** The problem **
From the listing below, select every line where the word "icon" appears.

start Supplied information

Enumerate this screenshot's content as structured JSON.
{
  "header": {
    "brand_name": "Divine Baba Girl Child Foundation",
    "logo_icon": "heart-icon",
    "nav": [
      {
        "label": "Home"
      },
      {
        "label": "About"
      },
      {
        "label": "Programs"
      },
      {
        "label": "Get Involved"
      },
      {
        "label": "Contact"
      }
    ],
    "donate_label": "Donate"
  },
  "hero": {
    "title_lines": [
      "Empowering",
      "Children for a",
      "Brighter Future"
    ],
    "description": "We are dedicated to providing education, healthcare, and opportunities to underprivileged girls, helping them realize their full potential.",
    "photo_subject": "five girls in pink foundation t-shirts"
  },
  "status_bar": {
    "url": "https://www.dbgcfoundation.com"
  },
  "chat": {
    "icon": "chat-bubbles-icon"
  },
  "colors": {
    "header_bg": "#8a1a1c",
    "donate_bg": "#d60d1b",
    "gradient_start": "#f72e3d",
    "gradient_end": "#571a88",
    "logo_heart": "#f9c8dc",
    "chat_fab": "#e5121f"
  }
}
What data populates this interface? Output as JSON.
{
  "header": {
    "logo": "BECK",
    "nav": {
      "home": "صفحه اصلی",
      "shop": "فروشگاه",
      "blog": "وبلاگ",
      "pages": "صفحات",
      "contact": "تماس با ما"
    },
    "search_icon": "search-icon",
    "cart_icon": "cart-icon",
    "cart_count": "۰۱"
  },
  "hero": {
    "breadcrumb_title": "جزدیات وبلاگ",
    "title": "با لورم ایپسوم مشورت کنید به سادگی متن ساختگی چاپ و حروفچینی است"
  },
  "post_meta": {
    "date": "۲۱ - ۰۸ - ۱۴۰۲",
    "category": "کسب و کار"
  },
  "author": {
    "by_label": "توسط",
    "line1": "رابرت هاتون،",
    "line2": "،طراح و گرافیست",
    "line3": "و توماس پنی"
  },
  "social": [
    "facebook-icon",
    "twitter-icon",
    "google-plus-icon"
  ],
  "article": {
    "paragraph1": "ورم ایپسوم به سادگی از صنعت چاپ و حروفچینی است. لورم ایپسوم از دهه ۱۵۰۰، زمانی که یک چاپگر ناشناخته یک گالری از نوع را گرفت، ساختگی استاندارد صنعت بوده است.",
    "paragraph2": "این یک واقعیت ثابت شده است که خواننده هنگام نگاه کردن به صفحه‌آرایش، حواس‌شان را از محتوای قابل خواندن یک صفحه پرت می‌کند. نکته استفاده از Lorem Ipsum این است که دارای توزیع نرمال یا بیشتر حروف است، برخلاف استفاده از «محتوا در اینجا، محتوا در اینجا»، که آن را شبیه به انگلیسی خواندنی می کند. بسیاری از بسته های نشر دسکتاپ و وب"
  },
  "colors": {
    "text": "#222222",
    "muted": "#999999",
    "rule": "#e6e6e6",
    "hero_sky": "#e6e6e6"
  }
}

end Supplied information

** Solution **
    "logo_icon": "heart-icon",
    "icon": "chat-bubbles-icon"
    "search_icon": "search-icon",
    "cart_icon": "cart-icon",
    "facebook-icon",
    "twitter-icon",
    "google-plus-icon"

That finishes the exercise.